[Figure contents as structured data]

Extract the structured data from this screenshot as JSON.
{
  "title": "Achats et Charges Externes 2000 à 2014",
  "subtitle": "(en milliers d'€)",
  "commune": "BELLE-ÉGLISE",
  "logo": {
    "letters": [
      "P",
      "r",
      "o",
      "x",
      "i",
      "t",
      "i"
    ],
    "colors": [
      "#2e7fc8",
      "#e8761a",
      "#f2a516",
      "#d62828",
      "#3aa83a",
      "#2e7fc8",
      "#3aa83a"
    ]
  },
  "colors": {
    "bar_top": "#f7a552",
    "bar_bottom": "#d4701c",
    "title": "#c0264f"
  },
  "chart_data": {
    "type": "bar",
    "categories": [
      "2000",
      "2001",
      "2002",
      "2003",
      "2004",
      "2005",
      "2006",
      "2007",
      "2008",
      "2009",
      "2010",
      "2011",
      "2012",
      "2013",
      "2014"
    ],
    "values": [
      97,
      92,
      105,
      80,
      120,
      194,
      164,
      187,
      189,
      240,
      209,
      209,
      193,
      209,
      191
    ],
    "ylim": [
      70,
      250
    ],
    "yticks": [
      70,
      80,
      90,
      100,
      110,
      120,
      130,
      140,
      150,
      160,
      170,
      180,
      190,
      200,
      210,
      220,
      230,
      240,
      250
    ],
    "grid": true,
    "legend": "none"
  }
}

--- What is asked ---
Each entry is to be returned in full, character for character.

--- The output ---
Extract the structured data from this screenshot as JSON.
{
  "title": "Achats et Charges Externes 2000 à 2014",
  "subtitle": "(en milliers d'€)",
  "commune": "BELLE-ÉGLISE",
  "logo": {
    "letters": [
      "P",
      "r",
      "o",
      "x",
      "i",
      "t",
      "i"
    ],
    "colors": [
      "#2e7fc8",
      "#e8761a",
      "#f2a516",
      "#d62828",
      "#3aa83a",
      "#2e7fc8",
      "#3aa83a"
    ]
  },
  "colors": {
    "bar_top": "#f7a552",
    "bar_bottom": "#d4701c",
    "title": "#c0264f"
  },
  "chart_data": {
    "type": "bar",
    "categories": [
      "2000",
      "2001",
      "2002",
      "2003",
      "2004",
      "2005",
      "2006",
      "2007",
      "2008",
      "2009",
      "2010",
      "2011",
      "2012",
      "2013",
      "2014"
    ],
    "values": [
      97,
      92,
      105,
      80,
      120,
      194,
      164,
      187,
      189,
      240,
      209,
      209,
      193,
      209,
      191
    ],
    "ylim": [
      70,
      250
    ],
    "yticks": [
      70,
      80,
      90,
      100,
      110,
      120,
      130,
      140,
      150,
      160,
      170,
      180,
      190,
      200,
      210,
      220,
      230,
      240,
      250
    ],
    "grid": true,
    "legend": "none"
  }
}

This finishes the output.